→ Provided information
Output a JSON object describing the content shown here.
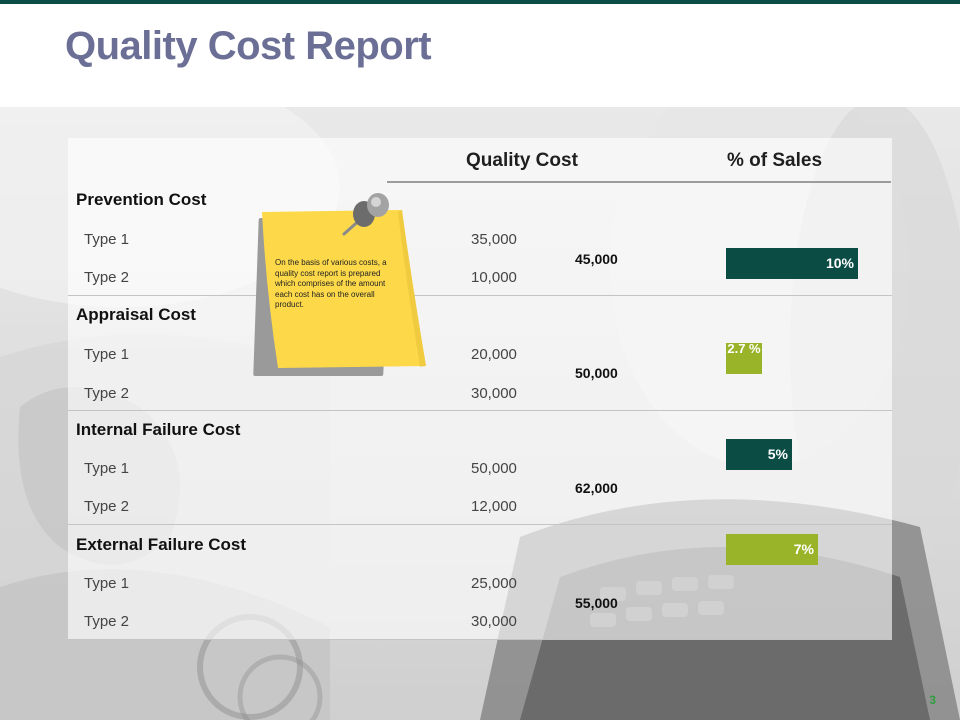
{
  "slide": {
    "title": "Quality Cost Report",
    "page_number": "3"
  },
  "table": {
    "headers": {
      "quality_cost": "Quality Cost",
      "percent_sales": "% of Sales"
    },
    "sections": [
      {
        "title": "Prevention Cost",
        "rows": [
          {
            "label": "Type 1",
            "value": "35,000"
          },
          {
            "label": "Type 2",
            "value": "10,000"
          }
        ],
        "total": "45,000",
        "percent": "10%",
        "percent_value": 10
      },
      {
        "title": "Appraisal Cost",
        "rows": [
          {
            "label": "Type 1",
            "value": "20,000"
          },
          {
            "label": "Type 2",
            "value": "30,000"
          }
        ],
        "total": "50,000",
        "percent": "2.7 %",
        "percent_value": 2.7
      },
      {
        "title": "Internal Failure Cost",
        "rows": [
          {
            "label": "Type 1",
            "value": "50,000"
          },
          {
            "label": "Type 2",
            "value": "12,000"
          }
        ],
        "total": "62,000",
        "percent": "5%",
        "percent_value": 5
      },
      {
        "title": "External Failure Cost",
        "rows": [
          {
            "label": "Type 1",
            "value": "25,000"
          },
          {
            "label": "Type 2",
            "value": "30,000"
          }
        ],
        "total": "55,000",
        "percent": "7%",
        "percent_value": 7
      }
    ]
  },
  "note": {
    "text": "On the basis of various costs, a quality cost report is prepared which comprises of the amount each cost has on the overall product."
  },
  "colors": {
    "accent_dark": "#0b4d45",
    "accent_green": "#9ab42a",
    "title_color": "#6b6f96",
    "note_yellow": "#fdd94a",
    "page_number": "#2f9e3f"
  },
  "icons": {
    "note_pin": "pushpin-icon"
  }
}
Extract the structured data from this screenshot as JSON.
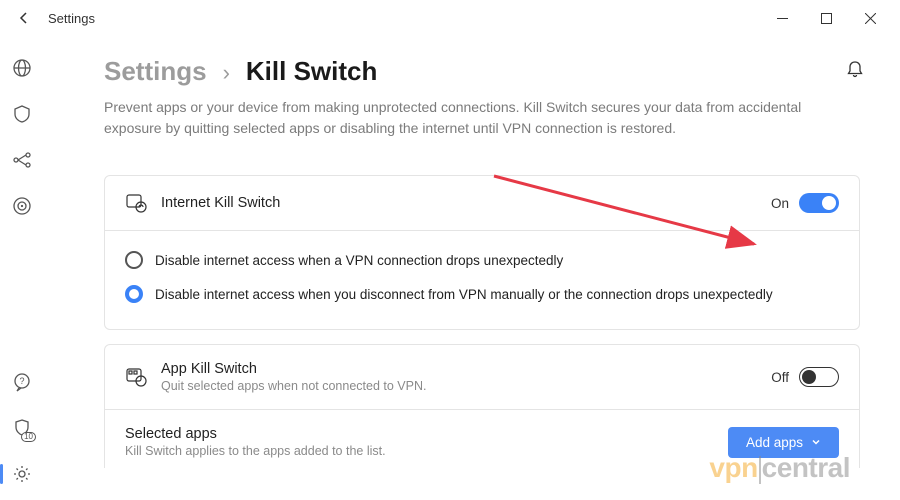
{
  "titlebar": {
    "title": "Settings"
  },
  "sidebar": {
    "items": [
      {
        "name": "globe-icon"
      },
      {
        "name": "shield-icon"
      },
      {
        "name": "mesh-icon"
      },
      {
        "name": "target-icon"
      }
    ],
    "bottom": [
      {
        "name": "chat-icon"
      },
      {
        "name": "guard-icon",
        "badge": "10"
      },
      {
        "name": "gear-icon",
        "active": true
      }
    ]
  },
  "breadcrumb": {
    "root": "Settings",
    "sep": "›",
    "current": "Kill Switch"
  },
  "description": "Prevent apps or your device from making unprotected connections. Kill Switch secures your data from accidental exposure by quitting selected apps or disabling the internet until VPN connection is restored.",
  "internet_ks": {
    "title": "Internet Kill Switch",
    "state_label": "On",
    "state": "on",
    "options": [
      {
        "label": "Disable internet access when a VPN connection drops unexpectedly",
        "selected": false
      },
      {
        "label": "Disable internet access when you disconnect from VPN manually or the connection drops unexpectedly",
        "selected": true
      }
    ]
  },
  "app_ks": {
    "title": "App Kill Switch",
    "subtitle": "Quit selected apps when not connected to VPN.",
    "state_label": "Off",
    "state": "off"
  },
  "selected_apps": {
    "title": "Selected apps",
    "subtitle": "Kill Switch applies to the apps added to the list.",
    "button": "Add apps"
  },
  "watermark": {
    "pre": "vpn",
    "post": "central"
  },
  "colors": {
    "accent": "#3a82f7",
    "arrow": "#e63946"
  }
}
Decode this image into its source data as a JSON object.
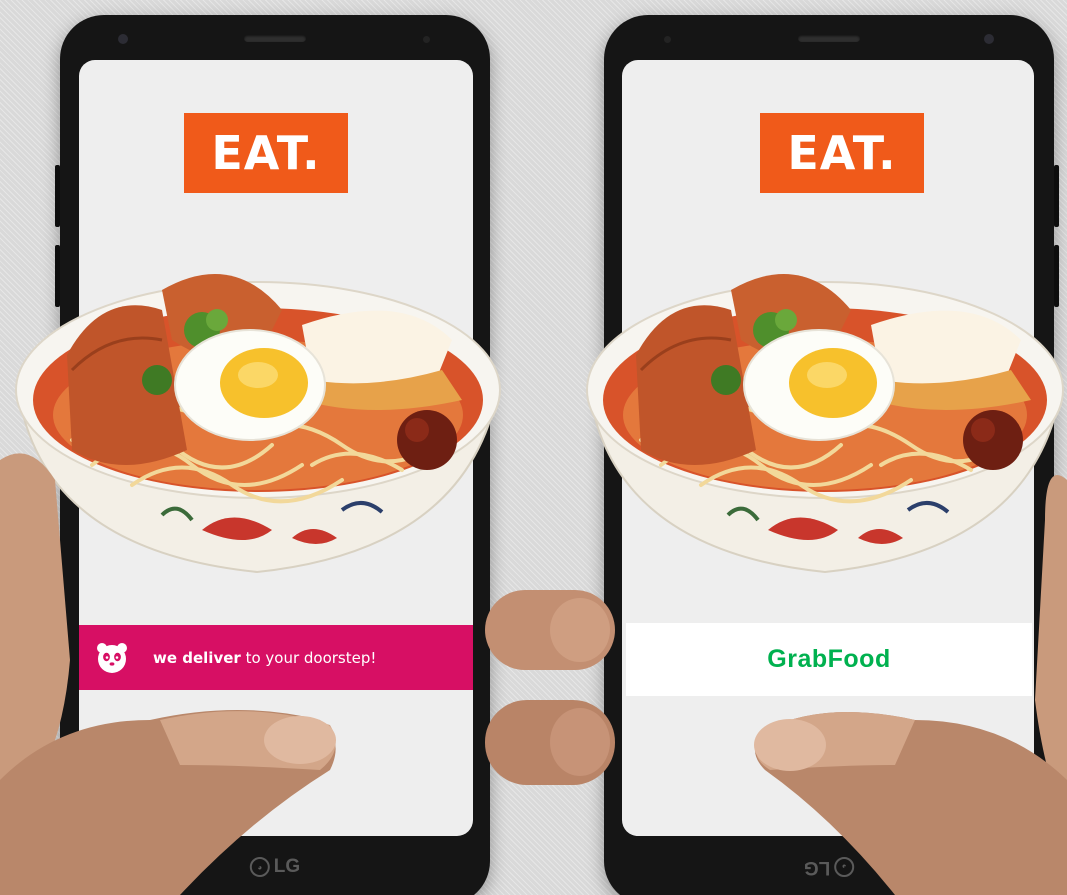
{
  "scene": {
    "background": "#d9d9d9",
    "left_phone": {
      "logo_text": "EAT.",
      "logo_color": "#f05a1a",
      "promo": {
        "icon": "panda-icon",
        "bold_text": "we deliver",
        "rest_text": " to your doorstep!",
        "color": "#d70f64"
      },
      "brand": "LG"
    },
    "right_phone": {
      "logo_text": "EAT.",
      "logo_color": "#f05a1a",
      "promo": {
        "logo_text": "GrabFood",
        "color": "#00b14f"
      },
      "brand": "LG"
    }
  }
}
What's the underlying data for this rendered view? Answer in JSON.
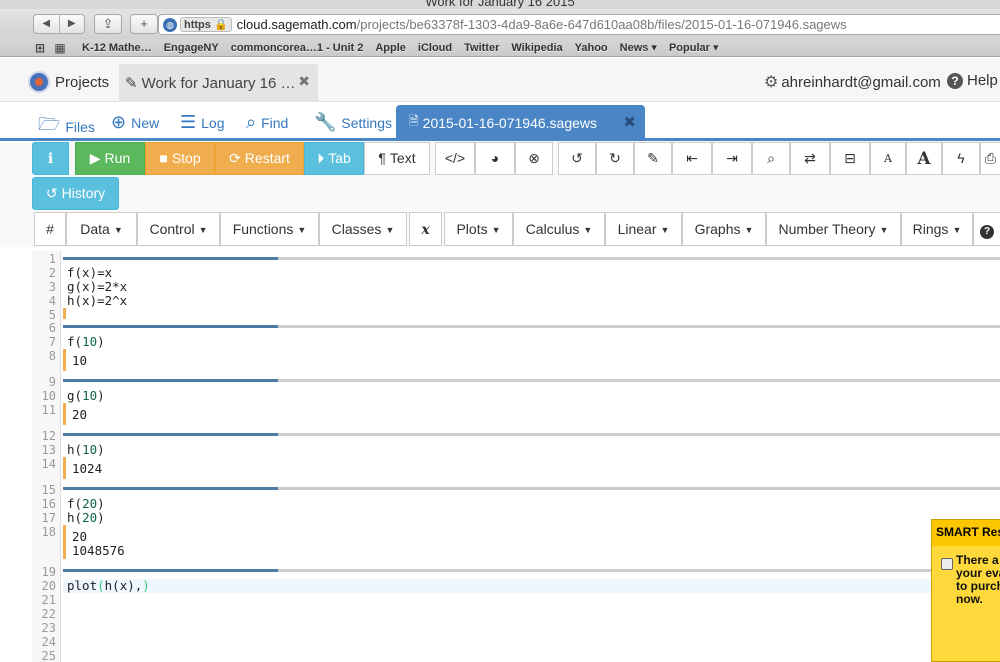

→ Task description
Restate each line of the records exactly; pictures do not belong in the copy.

→ Answer to the problem
Output a JSON object describing the content shown here.
{
  "slide": {
    "title": "Quality Cost Report",
    "page_number": "3"
  },
  "table": {
    "headers": {
      "quality_cost": "Quality Cost",
      "percent_sales": "% of Sales"
    },
    "sections": [
      {
        "title": "Prevention Cost",
        "rows": [
          {
            "label": "Type 1",
            "value": "35,000"
          },
          {
            "label": "Type 2",
            "value": "10,000"
          }
        ],
        "total": "45,000",
        "percent": "10%",
        "percent_value": 10
      },
      {
        "title": "Appraisal Cost",
        "rows": [
          {
            "label": "Type 1",
            "value": "20,000"
          },
          {
            "label": "Type 2",
            "value": "30,000"
          }
        ],
        "total": "50,000",
        "percent": "2.7 %",
        "percent_value": 2.7
      },
      {
        "title": "Internal Failure Cost",
        "rows": [
          {
            "label": "Type 1",
            "value": "50,000"
          },
          {
            "label": "Type 2",
            "value": "12,000"
          }
        ],
        "total": "62,000",
        "percent": "5%",
        "percent_value": 5
      },
      {
        "title": "External Failure Cost",
        "rows": [
          {
            "label": "Type 1",
            "value": "25,000"
          },
          {
            "label": "Type 2",
            "value": "30,000"
          }
        ],
        "total": "55,000",
        "percent": "7%",
        "percent_value": 7
      }
    ]
  },
  "note": {
    "text": "On the basis of various costs, a quality cost report is prepared which comprises of the amount each cost has on the overall product."
  },
  "colors": {
    "accent_dark": "#0b4d45",
    "accent_green": "#9ab42a",
    "title_color": "#6b6f96",
    "note_yellow": "#fdd94a",
    "page_number": "#2f9e3f"
  },
  "icons": {
    "note_pin": "pushpin-icon"
  }
}
Extract the structured data from this screenshot as JSON.
{
  "titlebar": {
    "title": "Settings"
  },
  "sidebar": {
    "items": [
      {
        "name": "globe-icon"
      },
      {
        "name": "shield-icon"
      },
      {
        "name": "mesh-icon"
      },
      {
        "name": "target-icon"
      }
    ],
    "bottom": [
      {
        "name": "chat-icon"
      },
      {
        "name": "guard-icon",
        "badge": "10"
      },
      {
        "name": "gear-icon",
        "active": true
      }
    ]
  },
  "breadcrumb": {
    "root": "Settings",
    "sep": "›",
    "current": "Kill Switch"
  },
  "description": "Prevent apps or your device from making unprotected connections. Kill Switch secures your data from accidental exposure by quitting selected apps or disabling the internet until VPN connection is restored.",
  "internet_ks": {
    "title": "Internet Kill Switch",
    "state_label": "On",
    "state": "on",
    "options": [
      {
        "label": "Disable internet access when a VPN connection drops unexpectedly",
        "selected": false
      },
      {
        "label": "Disable internet access when you disconnect from VPN manually or the connection drops unexpectedly",
        "selected": true
      }
    ]
  },
  "app_ks": {
    "title": "App Kill Switch",
    "subtitle": "Quit selected apps when not connected to VPN.",
    "state_label": "Off",
    "state": "off"
  },
  "selected_apps": {
    "title": "Selected apps",
    "subtitle": "Kill Switch applies to the apps added to the list.",
    "button": "Add apps"
  },
  "watermark": {
    "pre": "vpn",
    "post": "central"
  },
  "colors": {
    "accent": "#3a82f7",
    "arrow": "#e63946"
  }
}
Decode this image into its source data as a JSON object.
{
  "scene": {
    "background": "#d9d9d9",
    "left_phone": {
      "logo_text": "EAT.",
      "logo_color": "#f05a1a",
      "promo": {
        "icon": "panda-icon",
        "bold_text": "we deliver",
        "rest_text": " to your doorstep!",
        "color": "#d70f64"
      },
      "brand": "LG"
    },
    "right_phone": {
      "logo_text": "EAT.",
      "logo_color": "#f05a1a",
      "promo": {
        "logo_text": "GrabFood",
        "color": "#00b14f"
      },
      "brand": "LG"
    }
  }
}
What's the underlying data for this rendered view? Answer in JSON.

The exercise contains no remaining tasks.